Items listed in a dataset —
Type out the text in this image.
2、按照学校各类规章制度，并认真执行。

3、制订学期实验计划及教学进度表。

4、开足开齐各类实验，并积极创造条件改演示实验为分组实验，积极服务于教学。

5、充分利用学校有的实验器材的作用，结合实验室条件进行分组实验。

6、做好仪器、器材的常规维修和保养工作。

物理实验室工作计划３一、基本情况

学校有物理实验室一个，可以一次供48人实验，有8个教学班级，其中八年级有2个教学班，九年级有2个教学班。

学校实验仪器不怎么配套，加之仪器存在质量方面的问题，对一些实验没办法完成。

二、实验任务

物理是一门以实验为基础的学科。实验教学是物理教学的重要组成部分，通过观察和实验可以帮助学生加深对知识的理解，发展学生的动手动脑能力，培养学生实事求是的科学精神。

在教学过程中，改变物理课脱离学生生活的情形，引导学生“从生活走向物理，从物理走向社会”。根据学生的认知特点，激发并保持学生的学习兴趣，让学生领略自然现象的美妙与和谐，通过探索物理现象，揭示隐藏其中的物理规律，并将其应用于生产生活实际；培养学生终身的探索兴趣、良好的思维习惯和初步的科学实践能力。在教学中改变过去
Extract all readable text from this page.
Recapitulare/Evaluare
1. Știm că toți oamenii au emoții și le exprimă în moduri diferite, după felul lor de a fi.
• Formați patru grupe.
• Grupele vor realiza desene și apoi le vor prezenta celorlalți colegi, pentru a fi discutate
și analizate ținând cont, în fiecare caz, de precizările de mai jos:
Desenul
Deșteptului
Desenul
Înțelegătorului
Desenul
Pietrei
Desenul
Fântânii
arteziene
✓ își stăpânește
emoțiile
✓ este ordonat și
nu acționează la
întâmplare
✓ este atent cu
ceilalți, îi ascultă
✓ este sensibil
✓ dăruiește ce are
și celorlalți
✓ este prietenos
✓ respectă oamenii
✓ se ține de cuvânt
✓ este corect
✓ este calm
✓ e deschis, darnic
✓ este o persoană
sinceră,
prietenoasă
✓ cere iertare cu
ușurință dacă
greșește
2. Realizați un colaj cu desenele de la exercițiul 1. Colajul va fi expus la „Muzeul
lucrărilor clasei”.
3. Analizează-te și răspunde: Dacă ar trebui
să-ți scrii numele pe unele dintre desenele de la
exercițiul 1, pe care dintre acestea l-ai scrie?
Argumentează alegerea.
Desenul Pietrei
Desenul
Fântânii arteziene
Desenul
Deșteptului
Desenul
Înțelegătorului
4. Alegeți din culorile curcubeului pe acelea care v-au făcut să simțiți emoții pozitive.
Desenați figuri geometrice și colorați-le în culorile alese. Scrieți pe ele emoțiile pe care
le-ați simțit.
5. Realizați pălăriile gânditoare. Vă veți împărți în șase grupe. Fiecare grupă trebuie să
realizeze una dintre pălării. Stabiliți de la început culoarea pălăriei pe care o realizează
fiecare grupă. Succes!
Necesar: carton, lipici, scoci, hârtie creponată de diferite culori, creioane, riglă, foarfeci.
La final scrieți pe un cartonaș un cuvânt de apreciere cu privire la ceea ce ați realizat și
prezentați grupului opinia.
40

What you should do —
Looking at the records above, report how many lines contain the word "exercițiul". Answer with the number only.

Answer —
2